* _The task_
Verbatim output of all the material below is required.

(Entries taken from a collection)
start
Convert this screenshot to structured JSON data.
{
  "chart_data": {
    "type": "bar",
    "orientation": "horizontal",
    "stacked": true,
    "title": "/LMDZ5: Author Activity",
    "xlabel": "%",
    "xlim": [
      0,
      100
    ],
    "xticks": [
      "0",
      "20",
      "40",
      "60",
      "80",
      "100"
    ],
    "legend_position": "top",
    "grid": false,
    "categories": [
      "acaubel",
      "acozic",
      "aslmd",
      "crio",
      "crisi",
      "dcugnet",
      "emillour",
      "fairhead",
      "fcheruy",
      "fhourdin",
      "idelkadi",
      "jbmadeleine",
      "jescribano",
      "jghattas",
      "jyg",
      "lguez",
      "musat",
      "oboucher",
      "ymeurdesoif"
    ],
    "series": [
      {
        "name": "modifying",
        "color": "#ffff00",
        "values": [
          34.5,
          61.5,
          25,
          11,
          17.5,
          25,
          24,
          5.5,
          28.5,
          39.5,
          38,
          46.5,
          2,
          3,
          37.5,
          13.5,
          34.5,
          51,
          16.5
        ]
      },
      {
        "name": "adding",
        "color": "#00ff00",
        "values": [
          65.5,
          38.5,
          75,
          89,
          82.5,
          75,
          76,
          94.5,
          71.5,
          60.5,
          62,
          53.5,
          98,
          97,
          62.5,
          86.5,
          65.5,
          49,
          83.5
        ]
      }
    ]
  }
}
end
* _Answer to the exercise_
Convert this screenshot to structured JSON data.
{
  "chart_data": {
    "type": "bar",
    "orientation": "horizontal",
    "stacked": true,
    "title": "/LMDZ5: Author Activity",
    "xlabel": "%",
    "xlim": [
      0,
      100
    ],
    "xticks": [
      "0",
      "20",
      "40",
      "60",
      "80",
      "100"
    ],
    "legend_position": "top",
    "grid": false,
    "categories": [
      "acaubel",
      "acozic",
      "aslmd",
      "crio",
      "crisi",
      "dcugnet",
      "emillour",
      "fairhead",
      "fcheruy",
      "fhourdin",
      "idelkadi",
      "jbmadeleine",
      "jescribano",
      "jghattas",
      "jyg",
      "lguez",
      "musat",
      "oboucher",
      "ymeurdesoif"
    ],
    "series": [
      {
        "name": "modifying",
        "color": "#ffff00",
        "values": [
          34.5,
          61.5,
          25,
          11,
          17.5,
          25,
          24,
          5.5,
          28.5,
          39.5,
          38,
          46.5,
          2,
          3,
          37.5,
          13.5,
          34.5,
          51,
          16.5
        ]
      },
      {
        "name": "adding",
        "color": "#00ff00",
        "values": [
          65.5,
          38.5,
          75,
          89,
          82.5,
          75,
          76,
          94.5,
          71.5,
          60.5,
          62,
          53.5,
          98,
          97,
          62.5,
          86.5,
          65.5,
          49,
          83.5
        ]
      }
    ]
  }
}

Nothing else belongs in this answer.